▶ What is required: Omit the pictures, please, and give each record below again exactly.

▶ Data provided:
|---|
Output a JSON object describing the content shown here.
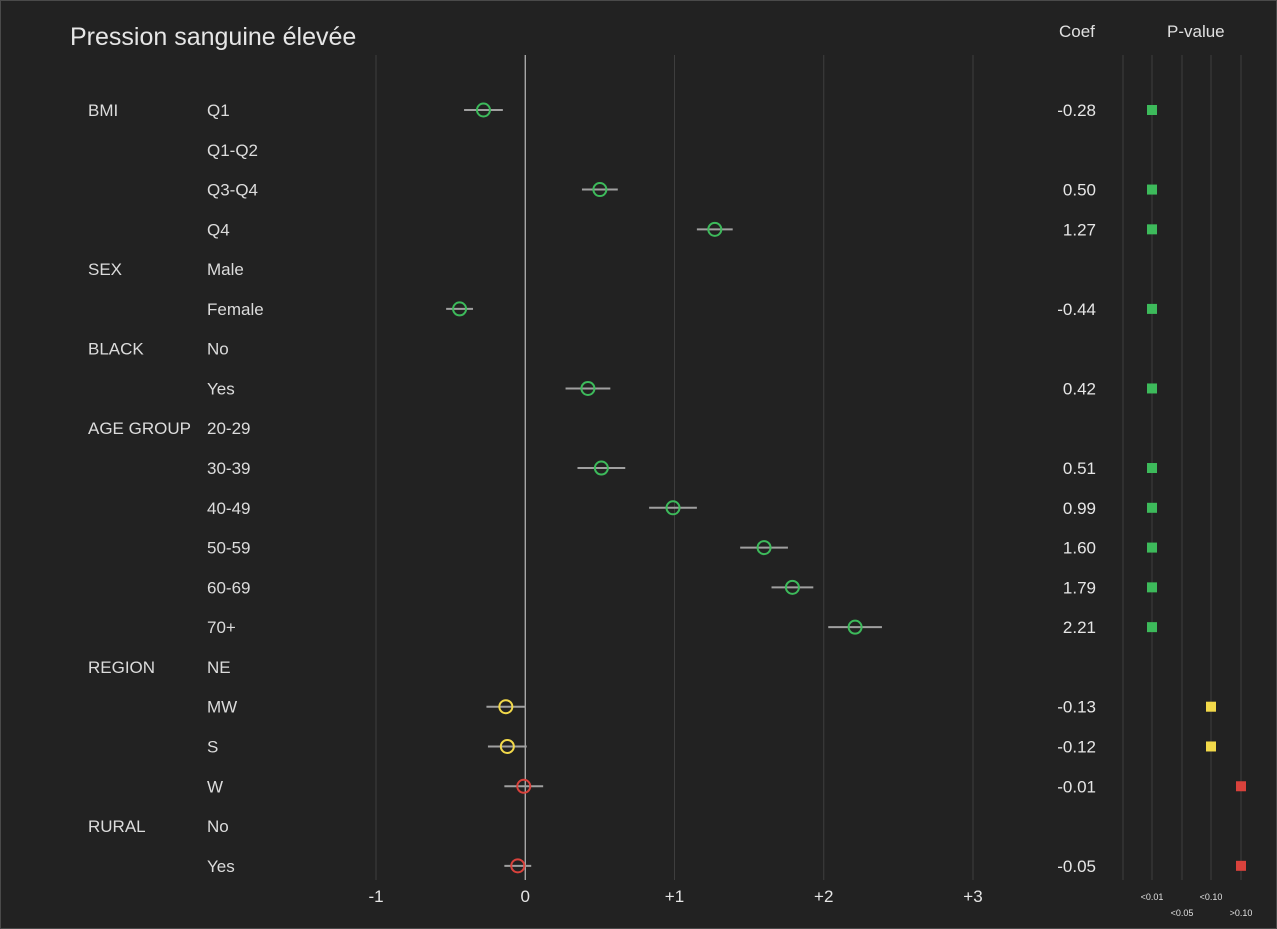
{
  "title": "Pression sanguine élevée",
  "headers": {
    "coef": "Coef",
    "pvalue": "P-value"
  },
  "colors": {
    "background": "#222222",
    "gridline": "#3e3e3e",
    "zero_line": "#bdbdbd",
    "ci_line": "#a0a0a0",
    "text": "#dcdcdc",
    "p_lt_001": "#3dba5b",
    "p_lt_010": "#f2d94a",
    "p_gt_010": "#d9423c"
  },
  "chart_data": {
    "type": "forest",
    "xlim": [
      -1,
      3
    ],
    "x_ticks": [
      -1,
      0,
      1,
      2,
      3
    ],
    "x_tick_labels": [
      "-1",
      "0",
      "+1",
      "+2",
      "+3"
    ],
    "pvalue_bins": [
      "<0.01",
      "<0.05",
      "<0.10",
      ">0.10"
    ],
    "pvalue_label_rows": [
      [
        "<0.01",
        "",
        "<0.10",
        ""
      ],
      [
        "",
        "<0.05",
        "",
        ">0.10"
      ]
    ],
    "rows": [
      {
        "group": "BMI",
        "level": "Q1",
        "coef": -0.28,
        "coef_label": "-0.28",
        "ci": [
          -0.41,
          -0.15
        ],
        "pbin": 0
      },
      {
        "group": "",
        "level": "Q1-Q2",
        "coef": null,
        "coef_label": "",
        "ci": null,
        "pbin": null
      },
      {
        "group": "",
        "level": "Q3-Q4",
        "coef": 0.5,
        "coef_label": "0.50",
        "ci": [
          0.38,
          0.62
        ],
        "pbin": 0
      },
      {
        "group": "",
        "level": "Q4",
        "coef": 1.27,
        "coef_label": "1.27",
        "ci": [
          1.15,
          1.39
        ],
        "pbin": 0
      },
      {
        "group": "SEX",
        "level": "Male",
        "coef": null,
        "coef_label": "",
        "ci": null,
        "pbin": null
      },
      {
        "group": "",
        "level": "Female",
        "coef": -0.44,
        "coef_label": "-0.44",
        "ci": [
          -0.53,
          -0.35
        ],
        "pbin": 0
      },
      {
        "group": "BLACK",
        "level": "No",
        "coef": null,
        "coef_label": "",
        "ci": null,
        "pbin": null
      },
      {
        "group": "",
        "level": "Yes",
        "coef": 0.42,
        "coef_label": "0.42",
        "ci": [
          0.27,
          0.57
        ],
        "pbin": 0
      },
      {
        "group": "AGE GROUP",
        "level": "20-29",
        "coef": null,
        "coef_label": "",
        "ci": null,
        "pbin": null
      },
      {
        "group": "",
        "level": "30-39",
        "coef": 0.51,
        "coef_label": "0.51",
        "ci": [
          0.35,
          0.67
        ],
        "pbin": 0
      },
      {
        "group": "",
        "level": "40-49",
        "coef": 0.99,
        "coef_label": "0.99",
        "ci": [
          0.83,
          1.15
        ],
        "pbin": 0
      },
      {
        "group": "",
        "level": "50-59",
        "coef": 1.6,
        "coef_label": "1.60",
        "ci": [
          1.44,
          1.76
        ],
        "pbin": 0
      },
      {
        "group": "",
        "level": "60-69",
        "coef": 1.79,
        "coef_label": "1.79",
        "ci": [
          1.65,
          1.93
        ],
        "pbin": 0
      },
      {
        "group": "",
        "level": "70+",
        "coef": 2.21,
        "coef_label": "2.21",
        "ci": [
          2.03,
          2.39
        ],
        "pbin": 0
      },
      {
        "group": "REGION",
        "level": "NE",
        "coef": null,
        "coef_label": "",
        "ci": null,
        "pbin": null
      },
      {
        "group": "",
        "level": "MW",
        "coef": -0.13,
        "coef_label": "-0.13",
        "ci": [
          -0.26,
          0.0
        ],
        "pbin": 2
      },
      {
        "group": "",
        "level": "S",
        "coef": -0.12,
        "coef_label": "-0.12",
        "ci": [
          -0.25,
          0.01
        ],
        "pbin": 2
      },
      {
        "group": "",
        "level": "W",
        "coef": -0.01,
        "coef_label": "-0.01",
        "ci": [
          -0.14,
          0.12
        ],
        "pbin": 3
      },
      {
        "group": "RURAL",
        "level": "No",
        "coef": null,
        "coef_label": "",
        "ci": null,
        "pbin": null
      },
      {
        "group": "",
        "level": "Yes",
        "coef": -0.05,
        "coef_label": "-0.05",
        "ci": [
          -0.14,
          0.04
        ],
        "pbin": 3
      }
    ]
  }
}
|---|
▶ Solution:
Output a JSON object describing the content shown here.
{
  "title": "Pression sanguine élevée",
  "headers": {
    "coef": "Coef",
    "pvalue": "P-value"
  },
  "colors": {
    "background": "#222222",
    "gridline": "#3e3e3e",
    "zero_line": "#bdbdbd",
    "ci_line": "#a0a0a0",
    "text": "#dcdcdc",
    "p_lt_001": "#3dba5b",
    "p_lt_010": "#f2d94a",
    "p_gt_010": "#d9423c"
  },
  "chart_data": {
    "type": "forest",
    "xlim": [
      -1,
      3
    ],
    "x_ticks": [
      -1,
      0,
      1,
      2,
      3
    ],
    "x_tick_labels": [
      "-1",
      "0",
      "+1",
      "+2",
      "+3"
    ],
    "pvalue_bins": [
      "<0.01",
      "<0.05",
      "<0.10",
      ">0.10"
    ],
    "pvalue_label_rows": [
      [
        "<0.01",
        "",
        "<0.10",
        ""
      ],
      [
        "",
        "<0.05",
        "",
        ">0.10"
      ]
    ],
    "rows": [
      {
        "group": "BMI",
        "level": "Q1",
        "coef": -0.28,
        "coef_label": "-0.28",
        "ci": [
          -0.41,
          -0.15
        ],
        "pbin": 0
      },
      {
        "group": "",
        "level": "Q1-Q2",
        "coef": null,
        "coef_label": "",
        "ci": null,
        "pbin": null
      },
      {
        "group": "",
        "level": "Q3-Q4",
        "coef": 0.5,
        "coef_label": "0.50",
        "ci": [
          0.38,
          0.62
        ],
        "pbin": 0
      },
      {
        "group": "",
        "level": "Q4",
        "coef": 1.27,
        "coef_label": "1.27",
        "ci": [
          1.15,
          1.39
        ],
        "pbin": 0
      },
      {
        "group": "SEX",
        "level": "Male",
        "coef": null,
        "coef_label": "",
        "ci": null,
        "pbin": null
      },
      {
        "group": "",
        "level": "Female",
        "coef": -0.44,
        "coef_label": "-0.44",
        "ci": [
          -0.53,
          -0.35
        ],
        "pbin": 0
      },
      {
        "group": "BLACK",
        "level": "No",
        "coef": null,
        "coef_label": "",
        "ci": null,
        "pbin": null
      },
      {
        "group": "",
        "level": "Yes",
        "coef": 0.42,
        "coef_label": "0.42",
        "ci": [
          0.27,
          0.57
        ],
        "pbin": 0
      },
      {
        "group": "AGE GROUP",
        "level": "20-29",
        "coef": null,
        "coef_label": "",
        "ci": null,
        "pbin": null
      },
      {
        "group": "",
        "level": "30-39",
        "coef": 0.51,
        "coef_label": "0.51",
        "ci": [
          0.35,
          0.67
        ],
        "pbin": 0
      },
      {
        "group": "",
        "level": "40-49",
        "coef": 0.99,
        "coef_label": "0.99",
        "ci": [
          0.83,
          1.15
        ],
        "pbin": 0
      },
      {
        "group": "",
        "level": "50-59",
        "coef": 1.6,
        "coef_label": "1.60",
        "ci": [
          1.44,
          1.76
        ],
        "pbin": 0
      },
      {
        "group": "",
        "level": "60-69",
        "coef": 1.79,
        "coef_label": "1.79",
        "ci": [
          1.65,
          1.93
        ],
        "pbin": 0
      },
      {
        "group": "",
        "level": "70+",
        "coef": 2.21,
        "coef_label": "2.21",
        "ci": [
          2.03,
          2.39
        ],
        "pbin": 0
      },
      {
        "group": "REGION",
        "level": "NE",
        "coef": null,
        "coef_label": "",
        "ci": null,
        "pbin": null
      },
      {
        "group": "",
        "level": "MW",
        "coef": -0.13,
        "coef_label": "-0.13",
        "ci": [
          -0.26,
          0.0
        ],
        "pbin": 2
      },
      {
        "group": "",
        "level": "S",
        "coef": -0.12,
        "coef_label": "-0.12",
        "ci": [
          -0.25,
          0.01
        ],
        "pbin": 2
      },
      {
        "group": "",
        "level": "W",
        "coef": -0.01,
        "coef_label": "-0.01",
        "ci": [
          -0.14,
          0.12
        ],
        "pbin": 3
      },
      {
        "group": "RURAL",
        "level": "No",
        "coef": null,
        "coef_label": "",
        "ci": null,
        "pbin": null
      },
      {
        "group": "",
        "level": "Yes",
        "coef": -0.05,
        "coef_label": "-0.05",
        "ci": [
          -0.14,
          0.04
        ],
        "pbin": 3
      }
    ]
  }
}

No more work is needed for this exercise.